AIM: Print every record below exactly as written.

WORKING DATA:
## START

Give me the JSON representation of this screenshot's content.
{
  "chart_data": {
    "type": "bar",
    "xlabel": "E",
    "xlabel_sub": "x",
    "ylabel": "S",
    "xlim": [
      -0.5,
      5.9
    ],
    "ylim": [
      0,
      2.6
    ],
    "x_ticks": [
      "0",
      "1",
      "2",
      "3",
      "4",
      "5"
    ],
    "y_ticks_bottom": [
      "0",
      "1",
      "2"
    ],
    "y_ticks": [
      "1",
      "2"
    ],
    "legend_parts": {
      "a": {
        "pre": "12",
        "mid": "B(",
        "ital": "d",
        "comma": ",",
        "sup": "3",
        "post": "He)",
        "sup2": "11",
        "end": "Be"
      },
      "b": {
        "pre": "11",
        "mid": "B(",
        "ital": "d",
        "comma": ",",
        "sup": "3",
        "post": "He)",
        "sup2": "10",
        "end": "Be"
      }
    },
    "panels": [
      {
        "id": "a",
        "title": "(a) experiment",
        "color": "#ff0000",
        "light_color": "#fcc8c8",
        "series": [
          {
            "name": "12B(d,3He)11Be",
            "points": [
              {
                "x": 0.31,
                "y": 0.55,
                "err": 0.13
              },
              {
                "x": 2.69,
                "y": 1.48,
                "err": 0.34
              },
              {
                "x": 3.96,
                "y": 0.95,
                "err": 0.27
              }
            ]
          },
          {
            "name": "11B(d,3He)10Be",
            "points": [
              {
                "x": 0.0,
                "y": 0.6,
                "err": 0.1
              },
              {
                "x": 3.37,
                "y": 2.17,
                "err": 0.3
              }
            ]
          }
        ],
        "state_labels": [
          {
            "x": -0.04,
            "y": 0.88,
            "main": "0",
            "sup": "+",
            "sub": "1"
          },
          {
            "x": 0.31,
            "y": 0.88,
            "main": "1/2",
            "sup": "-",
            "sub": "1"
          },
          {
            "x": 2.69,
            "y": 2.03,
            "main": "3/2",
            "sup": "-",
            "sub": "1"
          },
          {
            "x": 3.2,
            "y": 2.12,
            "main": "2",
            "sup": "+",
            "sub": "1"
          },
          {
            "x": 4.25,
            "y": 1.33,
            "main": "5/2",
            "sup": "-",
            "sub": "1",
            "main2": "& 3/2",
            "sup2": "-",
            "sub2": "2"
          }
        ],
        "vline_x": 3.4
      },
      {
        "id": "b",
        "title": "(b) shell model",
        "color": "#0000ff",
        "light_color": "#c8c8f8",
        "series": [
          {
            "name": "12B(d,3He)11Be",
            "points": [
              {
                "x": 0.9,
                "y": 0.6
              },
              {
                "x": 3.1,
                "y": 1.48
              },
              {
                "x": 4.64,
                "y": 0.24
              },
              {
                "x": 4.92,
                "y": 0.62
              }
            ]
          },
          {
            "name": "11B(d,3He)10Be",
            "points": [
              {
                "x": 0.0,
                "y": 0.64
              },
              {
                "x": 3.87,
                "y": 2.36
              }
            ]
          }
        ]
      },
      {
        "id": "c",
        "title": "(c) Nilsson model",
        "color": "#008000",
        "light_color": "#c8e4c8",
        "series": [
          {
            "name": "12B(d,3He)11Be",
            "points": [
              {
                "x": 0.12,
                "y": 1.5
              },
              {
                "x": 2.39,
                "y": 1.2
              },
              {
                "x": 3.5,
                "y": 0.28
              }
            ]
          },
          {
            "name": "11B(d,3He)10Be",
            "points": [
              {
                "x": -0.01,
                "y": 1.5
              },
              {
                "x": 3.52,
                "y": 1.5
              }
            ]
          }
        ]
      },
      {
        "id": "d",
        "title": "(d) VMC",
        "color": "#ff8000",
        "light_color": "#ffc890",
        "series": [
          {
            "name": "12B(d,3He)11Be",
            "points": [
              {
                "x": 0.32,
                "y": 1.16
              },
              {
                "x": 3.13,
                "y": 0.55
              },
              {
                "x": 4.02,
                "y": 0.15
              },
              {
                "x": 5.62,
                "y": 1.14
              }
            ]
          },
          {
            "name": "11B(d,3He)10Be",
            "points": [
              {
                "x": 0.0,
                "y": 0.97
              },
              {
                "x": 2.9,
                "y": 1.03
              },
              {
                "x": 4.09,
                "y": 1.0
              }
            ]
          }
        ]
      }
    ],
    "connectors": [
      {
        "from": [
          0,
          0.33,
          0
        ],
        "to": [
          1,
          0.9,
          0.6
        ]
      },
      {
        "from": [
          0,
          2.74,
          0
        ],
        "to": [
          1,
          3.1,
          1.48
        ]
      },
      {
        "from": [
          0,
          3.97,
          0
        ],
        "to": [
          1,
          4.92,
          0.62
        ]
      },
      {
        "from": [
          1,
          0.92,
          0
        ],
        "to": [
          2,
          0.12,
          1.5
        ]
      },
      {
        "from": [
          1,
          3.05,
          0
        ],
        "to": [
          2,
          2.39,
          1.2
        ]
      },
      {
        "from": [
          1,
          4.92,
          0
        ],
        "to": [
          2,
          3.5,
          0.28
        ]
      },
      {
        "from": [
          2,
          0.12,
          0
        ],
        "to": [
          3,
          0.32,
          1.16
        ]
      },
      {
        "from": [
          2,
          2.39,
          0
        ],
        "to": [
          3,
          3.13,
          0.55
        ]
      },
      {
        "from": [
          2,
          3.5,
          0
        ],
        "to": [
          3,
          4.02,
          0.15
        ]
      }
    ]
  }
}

## END

SOLUTION:
Give me the JSON representation of this screenshot's content.
{
  "chart_data": {
    "type": "bar",
    "xlabel": "E",
    "xlabel_sub": "x",
    "ylabel": "S",
    "xlim": [
      -0.5,
      5.9
    ],
    "ylim": [
      0,
      2.6
    ],
    "x_ticks": [
      "0",
      "1",
      "2",
      "3",
      "4",
      "5"
    ],
    "y_ticks_bottom": [
      "0",
      "1",
      "2"
    ],
    "y_ticks": [
      "1",
      "2"
    ],
    "legend_parts": {
      "a": {
        "pre": "12",
        "mid": "B(",
        "ital": "d",
        "comma": ",",
        "sup": "3",
        "post": "He)",
        "sup2": "11",
        "end": "Be"
      },
      "b": {
        "pre": "11",
        "mid": "B(",
        "ital": "d",
        "comma": ",",
        "sup": "3",
        "post": "He)",
        "sup2": "10",
        "end": "Be"
      }
    },
    "panels": [
      {
        "id": "a",
        "title": "(a) experiment",
        "color": "#ff0000",
        "light_color": "#fcc8c8",
        "series": [
          {
            "name": "12B(d,3He)11Be",
            "points": [
              {
                "x": 0.31,
                "y": 0.55,
                "err": 0.13
              },
              {
                "x": 2.69,
                "y": 1.48,
                "err": 0.34
              },
              {
                "x": 3.96,
                "y": 0.95,
                "err": 0.27
              }
            ]
          },
          {
            "name": "11B(d,3He)10Be",
            "points": [
              {
                "x": 0.0,
                "y": 0.6,
                "err": 0.1
              },
              {
                "x": 3.37,
                "y": 2.17,
                "err": 0.3
              }
            ]
          }
        ],
        "state_labels": [
          {
            "x": -0.04,
            "y": 0.88,
            "main": "0",
            "sup": "+",
            "sub": "1"
          },
          {
            "x": 0.31,
            "y": 0.88,
            "main": "1/2",
            "sup": "-",
            "sub": "1"
          },
          {
            "x": 2.69,
            "y": 2.03,
            "main": "3/2",
            "sup": "-",
            "sub": "1"
          },
          {
            "x": 3.2,
            "y": 2.12,
            "main": "2",
            "sup": "+",
            "sub": "1"
          },
          {
            "x": 4.25,
            "y": 1.33,
            "main": "5/2",
            "sup": "-",
            "sub": "1",
            "main2": "& 3/2",
            "sup2": "-",
            "sub2": "2"
          }
        ],
        "vline_x": 3.4
      },
      {
        "id": "b",
        "title": "(b) shell model",
        "color": "#0000ff",
        "light_color": "#c8c8f8",
        "series": [
          {
            "name": "12B(d,3He)11Be",
            "points": [
              {
                "x": 0.9,
                "y": 0.6
              },
              {
                "x": 3.1,
                "y": 1.48
              },
              {
                "x": 4.64,
                "y": 0.24
              },
              {
                "x": 4.92,
                "y": 0.62
              }
            ]
          },
          {
            "name": "11B(d,3He)10Be",
            "points": [
              {
                "x": 0.0,
                "y": 0.64
              },
              {
                "x": 3.87,
                "y": 2.36
              }
            ]
          }
        ]
      },
      {
        "id": "c",
        "title": "(c) Nilsson model",
        "color": "#008000",
        "light_color": "#c8e4c8",
        "series": [
          {
            "name": "12B(d,3He)11Be",
            "points": [
              {
                "x": 0.12,
                "y": 1.5
              },
              {
                "x": 2.39,
                "y": 1.2
              },
              {
                "x": 3.5,
                "y": 0.28
              }
            ]
          },
          {
            "name": "11B(d,3He)10Be",
            "points": [
              {
                "x": -0.01,
                "y": 1.5
              },
              {
                "x": 3.52,
                "y": 1.5
              }
            ]
          }
        ]
      },
      {
        "id": "d",
        "title": "(d) VMC",
        "color": "#ff8000",
        "light_color": "#ffc890",
        "series": [
          {
            "name": "12B(d,3He)11Be",
            "points": [
              {
                "x": 0.32,
                "y": 1.16
              },
              {
                "x": 3.13,
                "y": 0.55
              },
              {
                "x": 4.02,
                "y": 0.15
              },
              {
                "x": 5.62,
                "y": 1.14
              }
            ]
          },
          {
            "name": "11B(d,3He)10Be",
            "points": [
              {
                "x": 0.0,
                "y": 0.97
              },
              {
                "x": 2.9,
                "y": 1.03
              },
              {
                "x": 4.09,
                "y": 1.0
              }
            ]
          }
        ]
      }
    ],
    "connectors": [
      {
        "from": [
          0,
          0.33,
          0
        ],
        "to": [
          1,
          0.9,
          0.6
        ]
      },
      {
        "from": [
          0,
          2.74,
          0
        ],
        "to": [
          1,
          3.1,
          1.48
        ]
      },
      {
        "from": [
          0,
          3.97,
          0
        ],
        "to": [
          1,
          4.92,
          0.62
        ]
      },
      {
        "from": [
          1,
          0.92,
          0
        ],
        "to": [
          2,
          0.12,
          1.5
        ]
      },
      {
        "from": [
          1,
          3.05,
          0
        ],
        "to": [
          2,
          2.39,
          1.2
        ]
      },
      {
        "from": [
          1,
          4.92,
          0
        ],
        "to": [
          2,
          3.5,
          0.28
        ]
      },
      {
        "from": [
          2,
          0.12,
          0
        ],
        "to": [
          3,
          0.32,
          1.16
        ]
      },
      {
        "from": [
          2,
          2.39,
          0
        ],
        "to": [
          3,
          3.13,
          0.55
        ]
      },
      {
        "from": [
          2,
          3.5,
          0
        ],
        "to": [
          3,
          4.02,
          0.15
        ]
      }
    ]
  }
}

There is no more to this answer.